In the post below about Roberts's ruling, why does the comment from George Orwell say that a future court objection citing Roberts's commerce clause opinion would be dismissed? Answer in one to three sentences.

Passage shown

┌────────

No future Court need distinguish this case nor overrule it with respect to the Commerce Clause.  But it will be cited far and wide as sacrosanct with respect to Congressional tax power, that you can bet on.

The argument being made by people like Will and Krauthammer and Hewitt and Taranto and all the other “thinking” Republicans is merely and entirely political cover for the judicial activism of a CJ who was too terrified to do his job and so instead decided to enslave all of us.

Now please, the rest of you. Stop embarrassing yourselves. And, by extension, embarrassing those of us who know we lost, who know how we lost, and who (at least in my case, and the case of the readers here) know not only why we lost, but why it is in fact inevitable that we lost.

update:

Notes George Orwell in the comments:

Roberts’s opinion about the commerce clause was irrelevant to his ruling. He did not need to even pronounce a word about the commerce clause because he believes the mandataxdate thingy is kosher under the powers of taxation. Any future objection in court about overreach of the commerce clause, referring to Roberts’s opinion, will be swatted down by the opposition with the simple rejoinder: It was not material to ruling in favor of ACA, because Roberts said it was constitutional on taxation alone.—”George Orwell

Adds dicentra:

Roberts has done the worst possible thing vis-à-vis this ruling. As we’ve seen, when SCOTUS helps expand the power of the state, IT NEVER GETS ROLLED BACK.

└────────

Material supplied
┌────────

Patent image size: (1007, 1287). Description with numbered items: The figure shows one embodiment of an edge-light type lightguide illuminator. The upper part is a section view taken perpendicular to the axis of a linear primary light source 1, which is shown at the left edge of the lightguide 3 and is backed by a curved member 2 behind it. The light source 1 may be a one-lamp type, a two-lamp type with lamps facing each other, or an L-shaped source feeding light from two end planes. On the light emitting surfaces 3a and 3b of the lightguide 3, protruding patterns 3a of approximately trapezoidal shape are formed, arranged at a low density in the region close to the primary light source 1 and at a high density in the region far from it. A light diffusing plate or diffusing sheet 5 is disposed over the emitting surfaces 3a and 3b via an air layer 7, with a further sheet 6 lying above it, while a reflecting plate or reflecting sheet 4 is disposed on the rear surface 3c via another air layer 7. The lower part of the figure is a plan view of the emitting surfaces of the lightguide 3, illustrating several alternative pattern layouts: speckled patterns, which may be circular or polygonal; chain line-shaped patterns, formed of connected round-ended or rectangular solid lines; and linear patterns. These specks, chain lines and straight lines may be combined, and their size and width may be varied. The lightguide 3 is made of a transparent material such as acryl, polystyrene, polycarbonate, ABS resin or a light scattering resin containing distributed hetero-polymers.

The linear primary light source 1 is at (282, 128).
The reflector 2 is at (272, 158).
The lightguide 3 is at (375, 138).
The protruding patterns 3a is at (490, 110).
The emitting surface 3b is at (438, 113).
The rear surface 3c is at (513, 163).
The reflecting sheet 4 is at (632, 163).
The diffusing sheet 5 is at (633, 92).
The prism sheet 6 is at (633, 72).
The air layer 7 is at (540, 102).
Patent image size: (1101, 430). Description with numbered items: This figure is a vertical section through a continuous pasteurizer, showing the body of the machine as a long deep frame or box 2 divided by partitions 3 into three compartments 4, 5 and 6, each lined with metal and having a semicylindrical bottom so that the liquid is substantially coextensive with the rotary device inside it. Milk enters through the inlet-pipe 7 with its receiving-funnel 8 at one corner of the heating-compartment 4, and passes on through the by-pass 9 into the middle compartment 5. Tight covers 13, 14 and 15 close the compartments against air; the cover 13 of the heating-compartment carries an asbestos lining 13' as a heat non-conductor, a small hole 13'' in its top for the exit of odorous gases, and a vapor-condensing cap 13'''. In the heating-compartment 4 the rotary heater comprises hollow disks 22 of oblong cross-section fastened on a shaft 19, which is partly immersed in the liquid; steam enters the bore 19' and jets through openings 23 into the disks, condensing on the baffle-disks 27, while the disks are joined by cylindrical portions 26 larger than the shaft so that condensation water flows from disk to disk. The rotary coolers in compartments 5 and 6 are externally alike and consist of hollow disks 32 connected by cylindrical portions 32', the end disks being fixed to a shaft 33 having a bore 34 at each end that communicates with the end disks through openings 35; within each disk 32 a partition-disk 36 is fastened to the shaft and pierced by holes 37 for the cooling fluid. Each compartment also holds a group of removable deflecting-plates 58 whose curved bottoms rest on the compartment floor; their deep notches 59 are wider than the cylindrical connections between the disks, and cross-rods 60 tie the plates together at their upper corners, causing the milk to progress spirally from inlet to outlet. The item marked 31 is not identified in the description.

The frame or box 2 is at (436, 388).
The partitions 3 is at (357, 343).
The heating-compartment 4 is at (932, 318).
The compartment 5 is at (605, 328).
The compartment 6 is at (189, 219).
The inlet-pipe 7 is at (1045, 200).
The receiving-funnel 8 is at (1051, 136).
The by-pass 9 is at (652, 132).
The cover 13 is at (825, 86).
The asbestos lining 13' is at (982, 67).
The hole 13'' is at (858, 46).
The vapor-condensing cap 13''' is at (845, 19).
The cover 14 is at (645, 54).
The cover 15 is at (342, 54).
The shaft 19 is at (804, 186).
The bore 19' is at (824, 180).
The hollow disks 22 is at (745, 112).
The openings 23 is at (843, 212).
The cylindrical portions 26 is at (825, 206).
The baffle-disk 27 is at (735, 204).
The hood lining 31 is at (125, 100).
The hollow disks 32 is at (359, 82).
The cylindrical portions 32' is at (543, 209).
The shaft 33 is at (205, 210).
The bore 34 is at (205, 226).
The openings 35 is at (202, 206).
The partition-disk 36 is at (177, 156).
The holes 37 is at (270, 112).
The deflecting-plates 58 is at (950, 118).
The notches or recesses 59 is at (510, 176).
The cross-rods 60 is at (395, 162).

└────────

Task result
Roberts's commerce clause opinion was not material to the ruling in favor of the ACA, since Roberts held the mandate constitutional under the taxation power alone. The opposition could therefore answer any such objection by pointing out that the commerce clause remarks did not decide the case.